* _What to do_: Emit only the lines from the line containing "Give me a plain-text" through the last line of the entries, unchanged.

* _Data provided_:

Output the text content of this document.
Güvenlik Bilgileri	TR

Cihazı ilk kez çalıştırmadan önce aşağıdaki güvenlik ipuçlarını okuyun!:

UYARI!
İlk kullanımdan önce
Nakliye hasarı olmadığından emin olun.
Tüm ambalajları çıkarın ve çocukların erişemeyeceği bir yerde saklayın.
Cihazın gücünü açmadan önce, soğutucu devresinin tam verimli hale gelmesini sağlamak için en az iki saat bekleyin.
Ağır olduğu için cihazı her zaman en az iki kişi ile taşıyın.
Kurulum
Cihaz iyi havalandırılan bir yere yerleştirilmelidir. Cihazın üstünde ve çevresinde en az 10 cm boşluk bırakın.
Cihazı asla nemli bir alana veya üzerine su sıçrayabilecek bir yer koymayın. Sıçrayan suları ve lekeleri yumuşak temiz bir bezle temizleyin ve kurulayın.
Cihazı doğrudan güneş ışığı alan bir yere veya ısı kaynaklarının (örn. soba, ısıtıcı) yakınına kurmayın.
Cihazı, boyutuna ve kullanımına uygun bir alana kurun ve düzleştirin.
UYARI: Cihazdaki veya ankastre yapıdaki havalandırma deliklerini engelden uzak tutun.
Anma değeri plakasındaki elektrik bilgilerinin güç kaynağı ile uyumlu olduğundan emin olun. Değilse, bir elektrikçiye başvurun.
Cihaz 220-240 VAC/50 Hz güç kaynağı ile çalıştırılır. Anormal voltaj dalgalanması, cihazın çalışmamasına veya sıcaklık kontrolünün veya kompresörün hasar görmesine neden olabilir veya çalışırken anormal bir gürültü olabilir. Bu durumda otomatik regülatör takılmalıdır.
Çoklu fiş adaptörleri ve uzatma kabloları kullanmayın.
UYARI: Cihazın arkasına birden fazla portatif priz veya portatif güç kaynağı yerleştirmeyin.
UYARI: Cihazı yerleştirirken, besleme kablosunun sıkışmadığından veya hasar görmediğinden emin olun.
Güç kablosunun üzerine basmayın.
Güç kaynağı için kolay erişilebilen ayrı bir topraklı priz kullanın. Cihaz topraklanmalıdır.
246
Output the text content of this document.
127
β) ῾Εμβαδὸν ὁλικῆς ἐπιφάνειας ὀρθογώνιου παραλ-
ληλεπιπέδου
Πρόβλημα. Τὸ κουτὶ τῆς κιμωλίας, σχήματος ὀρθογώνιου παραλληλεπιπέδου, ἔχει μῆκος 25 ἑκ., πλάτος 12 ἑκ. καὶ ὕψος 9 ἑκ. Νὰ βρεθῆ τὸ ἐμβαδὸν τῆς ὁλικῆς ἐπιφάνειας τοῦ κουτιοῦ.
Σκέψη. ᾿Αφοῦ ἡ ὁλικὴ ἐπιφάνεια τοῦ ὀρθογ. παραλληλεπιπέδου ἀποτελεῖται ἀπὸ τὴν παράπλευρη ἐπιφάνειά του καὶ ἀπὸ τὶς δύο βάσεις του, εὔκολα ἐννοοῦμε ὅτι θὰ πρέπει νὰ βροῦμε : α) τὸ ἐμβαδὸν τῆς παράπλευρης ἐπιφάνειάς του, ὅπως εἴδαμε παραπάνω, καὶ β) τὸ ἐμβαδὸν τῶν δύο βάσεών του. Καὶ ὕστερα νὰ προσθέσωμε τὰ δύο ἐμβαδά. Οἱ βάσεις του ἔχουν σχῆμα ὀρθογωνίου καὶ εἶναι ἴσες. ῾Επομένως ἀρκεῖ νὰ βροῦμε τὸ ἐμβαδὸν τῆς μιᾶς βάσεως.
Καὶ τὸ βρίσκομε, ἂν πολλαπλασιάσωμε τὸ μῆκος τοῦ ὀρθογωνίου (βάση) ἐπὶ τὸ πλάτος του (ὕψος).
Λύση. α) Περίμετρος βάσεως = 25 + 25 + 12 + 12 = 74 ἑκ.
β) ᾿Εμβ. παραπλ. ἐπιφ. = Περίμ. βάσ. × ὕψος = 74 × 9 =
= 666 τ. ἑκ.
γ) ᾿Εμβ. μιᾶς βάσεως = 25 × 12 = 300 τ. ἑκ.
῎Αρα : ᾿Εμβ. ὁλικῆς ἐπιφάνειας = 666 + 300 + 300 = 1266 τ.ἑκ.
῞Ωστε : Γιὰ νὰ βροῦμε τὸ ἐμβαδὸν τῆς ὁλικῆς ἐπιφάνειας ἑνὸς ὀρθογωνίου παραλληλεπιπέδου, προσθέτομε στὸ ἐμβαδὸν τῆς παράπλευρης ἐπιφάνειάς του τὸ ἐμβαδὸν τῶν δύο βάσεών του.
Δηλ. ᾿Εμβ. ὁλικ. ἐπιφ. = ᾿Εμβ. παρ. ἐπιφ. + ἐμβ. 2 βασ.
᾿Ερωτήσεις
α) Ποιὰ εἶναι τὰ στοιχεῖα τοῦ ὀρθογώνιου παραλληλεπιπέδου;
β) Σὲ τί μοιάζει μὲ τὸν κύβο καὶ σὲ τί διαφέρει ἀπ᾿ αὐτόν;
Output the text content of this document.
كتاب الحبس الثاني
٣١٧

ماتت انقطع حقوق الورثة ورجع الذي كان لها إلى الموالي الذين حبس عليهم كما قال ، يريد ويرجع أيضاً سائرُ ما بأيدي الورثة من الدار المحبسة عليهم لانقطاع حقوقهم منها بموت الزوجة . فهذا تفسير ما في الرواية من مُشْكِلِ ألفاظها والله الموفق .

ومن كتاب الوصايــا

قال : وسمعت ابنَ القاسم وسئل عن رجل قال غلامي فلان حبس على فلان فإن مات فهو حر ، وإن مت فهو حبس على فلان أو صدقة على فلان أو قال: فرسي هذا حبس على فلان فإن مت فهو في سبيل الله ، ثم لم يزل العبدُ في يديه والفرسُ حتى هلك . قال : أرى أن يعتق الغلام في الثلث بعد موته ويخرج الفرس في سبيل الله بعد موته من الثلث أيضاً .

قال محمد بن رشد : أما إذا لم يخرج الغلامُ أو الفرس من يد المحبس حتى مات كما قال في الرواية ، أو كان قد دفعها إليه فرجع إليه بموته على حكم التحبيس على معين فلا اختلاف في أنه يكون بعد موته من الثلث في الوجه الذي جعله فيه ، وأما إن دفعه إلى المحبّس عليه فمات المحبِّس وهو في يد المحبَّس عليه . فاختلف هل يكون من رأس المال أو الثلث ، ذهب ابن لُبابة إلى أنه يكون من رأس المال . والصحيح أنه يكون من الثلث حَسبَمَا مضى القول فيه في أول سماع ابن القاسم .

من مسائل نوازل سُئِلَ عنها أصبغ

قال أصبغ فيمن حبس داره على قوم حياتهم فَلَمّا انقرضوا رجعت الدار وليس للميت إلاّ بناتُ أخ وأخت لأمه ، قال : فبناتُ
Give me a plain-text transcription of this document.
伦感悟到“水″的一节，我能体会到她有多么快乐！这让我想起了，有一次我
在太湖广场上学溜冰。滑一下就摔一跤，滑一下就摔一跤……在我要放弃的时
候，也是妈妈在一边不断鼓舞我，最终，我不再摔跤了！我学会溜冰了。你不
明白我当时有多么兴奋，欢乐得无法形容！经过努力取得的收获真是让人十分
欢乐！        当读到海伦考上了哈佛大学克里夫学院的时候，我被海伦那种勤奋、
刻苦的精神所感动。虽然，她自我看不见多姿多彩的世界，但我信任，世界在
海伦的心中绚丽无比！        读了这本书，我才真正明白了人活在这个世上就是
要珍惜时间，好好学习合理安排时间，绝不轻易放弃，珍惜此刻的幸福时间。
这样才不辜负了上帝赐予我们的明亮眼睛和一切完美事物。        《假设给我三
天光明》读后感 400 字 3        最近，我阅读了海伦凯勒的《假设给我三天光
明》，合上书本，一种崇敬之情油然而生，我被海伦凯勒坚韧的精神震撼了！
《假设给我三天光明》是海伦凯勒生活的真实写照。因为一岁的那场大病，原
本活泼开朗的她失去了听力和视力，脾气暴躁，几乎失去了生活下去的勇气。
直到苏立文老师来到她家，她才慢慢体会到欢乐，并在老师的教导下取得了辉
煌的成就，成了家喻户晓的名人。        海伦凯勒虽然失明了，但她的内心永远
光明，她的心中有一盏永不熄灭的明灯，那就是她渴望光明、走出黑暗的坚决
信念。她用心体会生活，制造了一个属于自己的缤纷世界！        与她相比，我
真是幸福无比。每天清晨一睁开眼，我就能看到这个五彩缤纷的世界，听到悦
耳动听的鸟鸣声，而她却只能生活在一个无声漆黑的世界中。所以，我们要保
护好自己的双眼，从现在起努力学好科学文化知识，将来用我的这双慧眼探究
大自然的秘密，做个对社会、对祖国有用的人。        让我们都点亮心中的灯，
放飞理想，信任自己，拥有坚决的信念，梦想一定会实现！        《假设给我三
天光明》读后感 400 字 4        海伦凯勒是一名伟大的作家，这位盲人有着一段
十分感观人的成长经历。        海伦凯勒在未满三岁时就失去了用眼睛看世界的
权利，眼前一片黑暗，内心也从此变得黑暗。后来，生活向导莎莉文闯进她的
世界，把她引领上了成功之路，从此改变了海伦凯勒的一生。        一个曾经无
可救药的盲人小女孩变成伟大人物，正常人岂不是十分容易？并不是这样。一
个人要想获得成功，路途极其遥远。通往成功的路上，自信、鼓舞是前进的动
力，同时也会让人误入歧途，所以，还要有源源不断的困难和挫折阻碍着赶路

* _Written reply_:
Give me a plain-text transcription of this document.
伦感悟到“水″的一节，我能体会到她有多么快乐！这让我想起了，有一次我
在太湖广场上学溜冰。滑一下就摔一跤，滑一下就摔一跤……在我要放弃的时
候，也是妈妈在一边不断鼓舞我，最终，我不再摔跤了！我学会溜冰了。你不
明白我当时有多么兴奋，欢乐得无法形容！经过努力取得的收获真是让人十分
欢乐！        当读到海伦考上了哈佛大学克里夫学院的时候，我被海伦那种勤奋、
刻苦的精神所感动。虽然，她自我看不见多姿多彩的世界，但我信任，世界在
海伦的心中绚丽无比！        读了这本书，我才真正明白了人活在这个世上就是
要珍惜时间，好好学习合理安排时间，绝不轻易放弃，珍惜此刻的幸福时间。
这样才不辜负了上帝赐予我们的明亮眼睛和一切完美事物。        《假设给我三
天光明》读后感 400 字 3        最近，我阅读了海伦凯勒的《假设给我三天光
明》，合上书本，一种崇敬之情油然而生，我被海伦凯勒坚韧的精神震撼了！
《假设给我三天光明》是海伦凯勒生活的真实写照。因为一岁的那场大病，原
本活泼开朗的她失去了听力和视力，脾气暴躁，几乎失去了生活下去的勇气。
直到苏立文老师来到她家，她才慢慢体会到欢乐，并在老师的教导下取得了辉
煌的成就，成了家喻户晓的名人。        海伦凯勒虽然失明了，但她的内心永远
光明，她的心中有一盏永不熄灭的明灯，那就是她渴望光明、走出黑暗的坚决
信念。她用心体会生活，制造了一个属于自己的缤纷世界！        与她相比，我
真是幸福无比。每天清晨一睁开眼，我就能看到这个五彩缤纷的世界，听到悦
耳动听的鸟鸣声，而她却只能生活在一个无声漆黑的世界中。所以，我们要保
护好自己的双眼，从现在起努力学好科学文化知识，将来用我的这双慧眼探究
大自然的秘密，做个对社会、对祖国有用的人。        让我们都点亮心中的灯，
放飞理想，信任自己，拥有坚决的信念，梦想一定会实现！        《假设给我三
天光明》读后感 400 字 4        海伦凯勒是一名伟大的作家，这位盲人有着一段
十分感观人的成长经历。        海伦凯勒在未满三岁时就失去了用眼睛看世界的
权利，眼前一片黑暗，内心也从此变得黑暗。后来，生活向导莎莉文闯进她的
世界，把她引领上了成功之路，从此改变了海伦凯勒的一生。        一个曾经无
可救药的盲人小女孩变成伟大人物，正常人岂不是十分容易？并不是这样。一
个人要想获得成功，路途极其遥远。通往成功的路上，自信、鼓舞是前进的动
力，同时也会让人误入歧途，所以，还要有源源不断的困难和挫折阻碍着赶路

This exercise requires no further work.